+++ Available records +++

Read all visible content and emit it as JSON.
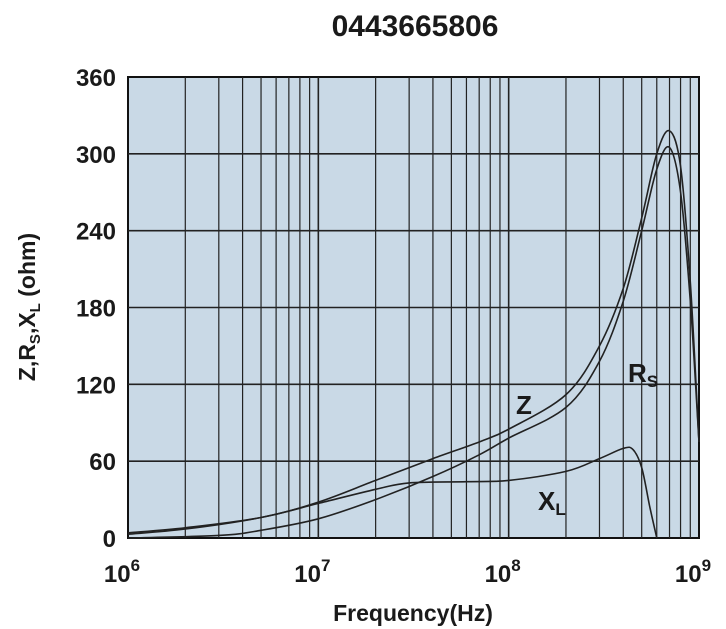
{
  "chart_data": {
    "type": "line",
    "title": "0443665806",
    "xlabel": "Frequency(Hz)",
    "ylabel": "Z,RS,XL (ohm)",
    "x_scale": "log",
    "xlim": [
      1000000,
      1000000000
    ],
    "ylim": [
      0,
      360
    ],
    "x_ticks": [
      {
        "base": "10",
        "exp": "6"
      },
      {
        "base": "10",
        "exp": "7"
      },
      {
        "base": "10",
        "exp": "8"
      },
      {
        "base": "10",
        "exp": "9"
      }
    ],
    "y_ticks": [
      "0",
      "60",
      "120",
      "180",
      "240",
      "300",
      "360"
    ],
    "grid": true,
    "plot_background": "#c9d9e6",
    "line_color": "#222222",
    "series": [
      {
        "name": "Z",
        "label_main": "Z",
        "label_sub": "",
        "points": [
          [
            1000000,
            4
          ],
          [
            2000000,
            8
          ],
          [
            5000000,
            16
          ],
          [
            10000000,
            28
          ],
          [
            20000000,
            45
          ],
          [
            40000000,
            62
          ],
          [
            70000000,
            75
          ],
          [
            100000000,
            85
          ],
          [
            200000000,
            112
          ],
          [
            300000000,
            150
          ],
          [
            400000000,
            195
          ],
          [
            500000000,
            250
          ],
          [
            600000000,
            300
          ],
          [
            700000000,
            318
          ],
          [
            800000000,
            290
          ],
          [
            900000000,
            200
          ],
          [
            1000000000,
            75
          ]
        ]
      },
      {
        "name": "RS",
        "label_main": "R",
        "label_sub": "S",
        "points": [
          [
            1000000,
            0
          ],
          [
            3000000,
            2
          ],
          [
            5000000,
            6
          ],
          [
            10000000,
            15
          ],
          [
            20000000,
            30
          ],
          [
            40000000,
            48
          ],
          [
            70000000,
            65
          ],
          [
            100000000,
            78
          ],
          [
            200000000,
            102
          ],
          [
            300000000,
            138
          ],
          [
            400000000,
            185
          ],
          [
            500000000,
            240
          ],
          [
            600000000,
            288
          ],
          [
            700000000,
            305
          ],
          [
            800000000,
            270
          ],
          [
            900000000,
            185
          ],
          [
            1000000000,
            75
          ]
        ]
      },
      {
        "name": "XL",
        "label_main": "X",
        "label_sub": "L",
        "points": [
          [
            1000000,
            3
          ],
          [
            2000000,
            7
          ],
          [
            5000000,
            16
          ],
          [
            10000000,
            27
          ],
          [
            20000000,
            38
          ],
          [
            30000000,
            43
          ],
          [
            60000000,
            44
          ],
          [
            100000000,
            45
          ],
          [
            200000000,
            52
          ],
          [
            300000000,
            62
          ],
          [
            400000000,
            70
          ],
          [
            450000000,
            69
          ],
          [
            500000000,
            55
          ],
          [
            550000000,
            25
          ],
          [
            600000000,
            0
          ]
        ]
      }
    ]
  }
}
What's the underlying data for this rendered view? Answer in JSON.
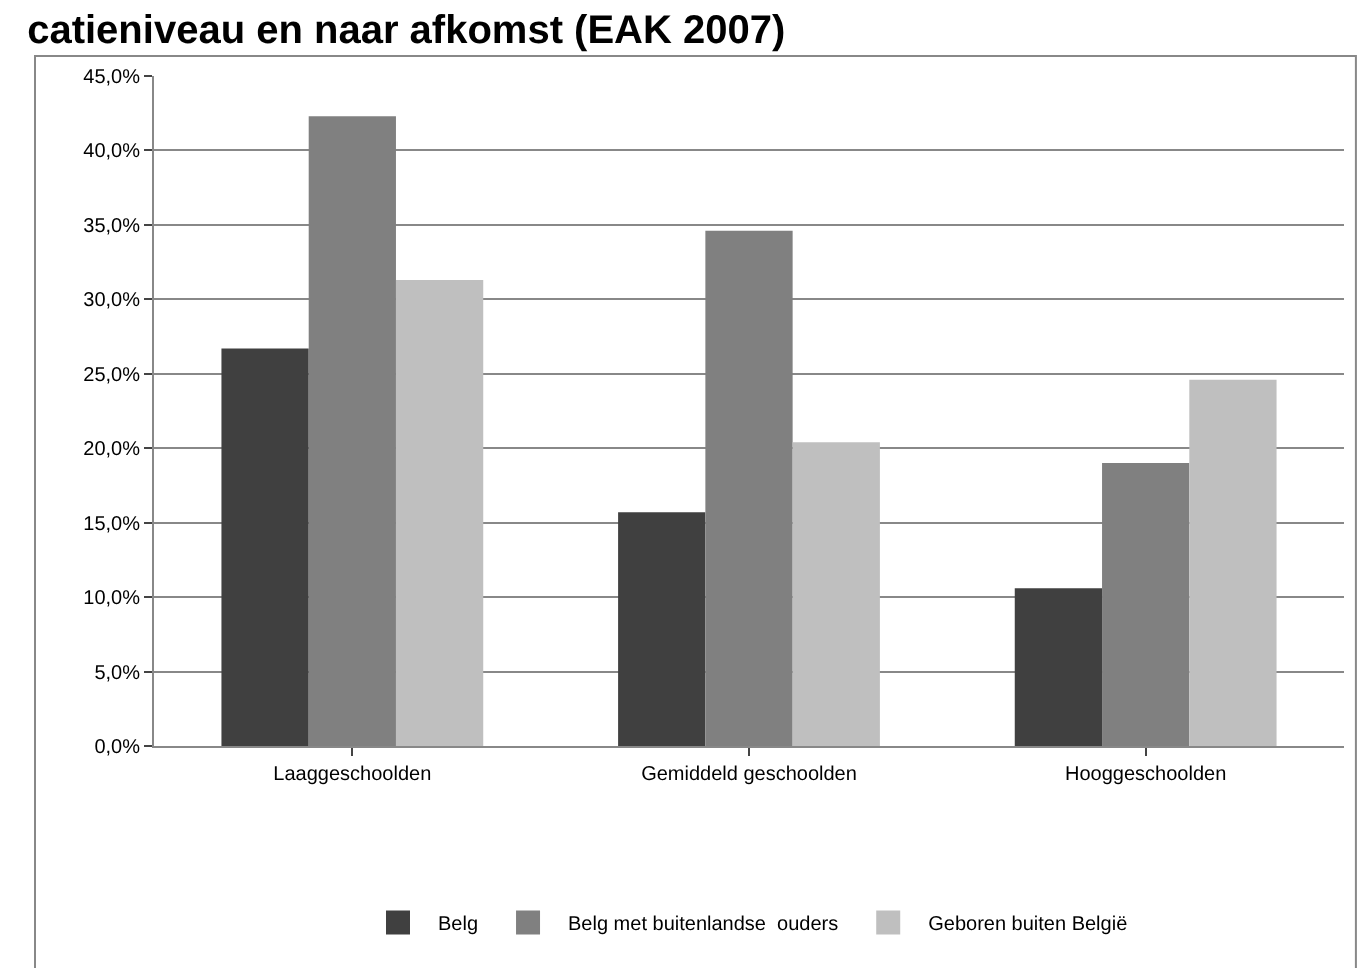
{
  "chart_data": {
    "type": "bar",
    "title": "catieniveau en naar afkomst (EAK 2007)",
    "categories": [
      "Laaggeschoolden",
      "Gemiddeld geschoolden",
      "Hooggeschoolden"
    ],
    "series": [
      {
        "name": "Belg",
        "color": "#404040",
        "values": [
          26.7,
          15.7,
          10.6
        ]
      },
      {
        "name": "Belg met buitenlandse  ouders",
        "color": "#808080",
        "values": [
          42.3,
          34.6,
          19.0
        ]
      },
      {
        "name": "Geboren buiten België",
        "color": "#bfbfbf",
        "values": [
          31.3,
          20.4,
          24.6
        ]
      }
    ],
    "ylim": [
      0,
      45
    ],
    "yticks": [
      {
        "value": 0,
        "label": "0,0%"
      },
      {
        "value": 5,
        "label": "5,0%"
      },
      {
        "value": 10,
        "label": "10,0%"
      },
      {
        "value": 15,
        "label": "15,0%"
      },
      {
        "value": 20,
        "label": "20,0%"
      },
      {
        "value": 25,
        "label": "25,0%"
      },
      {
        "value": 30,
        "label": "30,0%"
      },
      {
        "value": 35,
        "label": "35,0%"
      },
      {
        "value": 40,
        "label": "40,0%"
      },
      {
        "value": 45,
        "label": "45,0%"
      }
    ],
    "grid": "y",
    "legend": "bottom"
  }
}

+++
+++ Available records +++

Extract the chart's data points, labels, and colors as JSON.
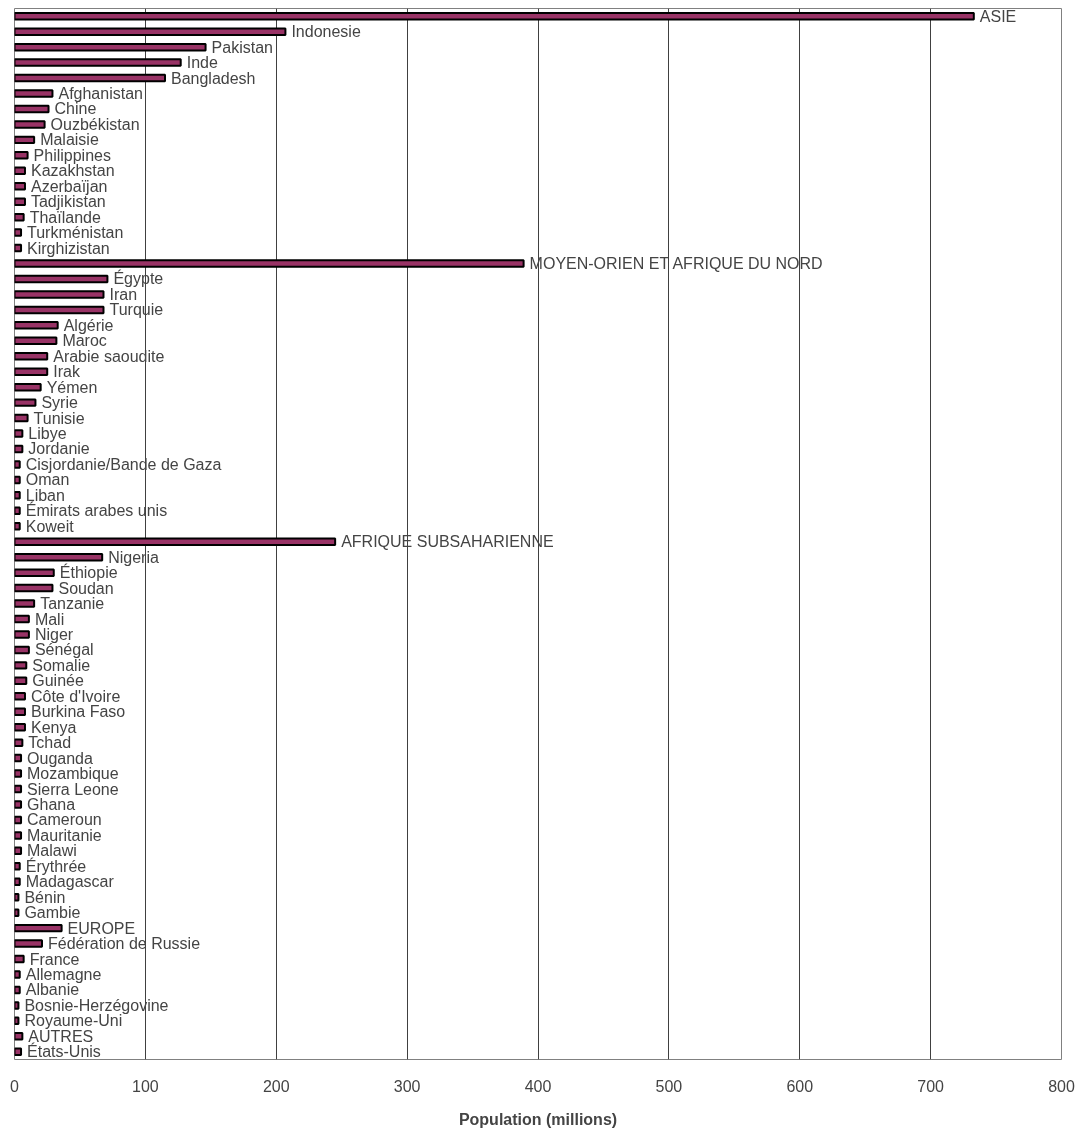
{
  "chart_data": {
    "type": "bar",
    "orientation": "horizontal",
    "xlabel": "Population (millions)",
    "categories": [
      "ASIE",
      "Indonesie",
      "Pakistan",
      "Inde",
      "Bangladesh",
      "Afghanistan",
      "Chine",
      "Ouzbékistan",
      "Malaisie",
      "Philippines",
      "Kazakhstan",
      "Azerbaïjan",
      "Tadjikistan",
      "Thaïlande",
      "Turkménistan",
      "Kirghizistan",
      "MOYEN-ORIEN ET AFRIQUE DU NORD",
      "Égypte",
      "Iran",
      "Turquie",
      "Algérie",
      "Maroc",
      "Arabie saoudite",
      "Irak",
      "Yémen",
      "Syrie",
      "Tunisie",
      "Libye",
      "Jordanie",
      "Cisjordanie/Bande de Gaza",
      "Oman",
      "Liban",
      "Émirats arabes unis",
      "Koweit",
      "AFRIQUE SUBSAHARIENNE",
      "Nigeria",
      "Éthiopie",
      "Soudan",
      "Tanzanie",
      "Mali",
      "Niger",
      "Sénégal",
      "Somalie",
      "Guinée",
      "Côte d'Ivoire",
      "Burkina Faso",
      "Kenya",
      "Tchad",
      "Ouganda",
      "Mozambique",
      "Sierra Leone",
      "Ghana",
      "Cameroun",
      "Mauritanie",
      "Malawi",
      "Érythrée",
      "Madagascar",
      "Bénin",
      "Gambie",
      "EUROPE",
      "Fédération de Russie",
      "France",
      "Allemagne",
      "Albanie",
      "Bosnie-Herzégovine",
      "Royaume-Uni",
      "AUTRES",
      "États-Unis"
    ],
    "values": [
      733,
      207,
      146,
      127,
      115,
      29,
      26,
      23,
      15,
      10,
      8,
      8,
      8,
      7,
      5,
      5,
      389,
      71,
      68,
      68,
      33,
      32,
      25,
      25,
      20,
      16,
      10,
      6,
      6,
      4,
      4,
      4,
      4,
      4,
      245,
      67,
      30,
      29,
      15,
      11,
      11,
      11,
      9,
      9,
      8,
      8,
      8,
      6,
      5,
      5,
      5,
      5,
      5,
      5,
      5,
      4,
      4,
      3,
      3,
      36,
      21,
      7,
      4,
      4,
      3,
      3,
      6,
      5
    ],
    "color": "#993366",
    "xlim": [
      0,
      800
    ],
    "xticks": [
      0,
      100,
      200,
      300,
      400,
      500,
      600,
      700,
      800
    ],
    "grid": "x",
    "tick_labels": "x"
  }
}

+++

Which lines hold the word "title"? Copy all of them.

    "title": "0443665806",
    "title": "catieniveau en naar afkomst (EAK 2007)",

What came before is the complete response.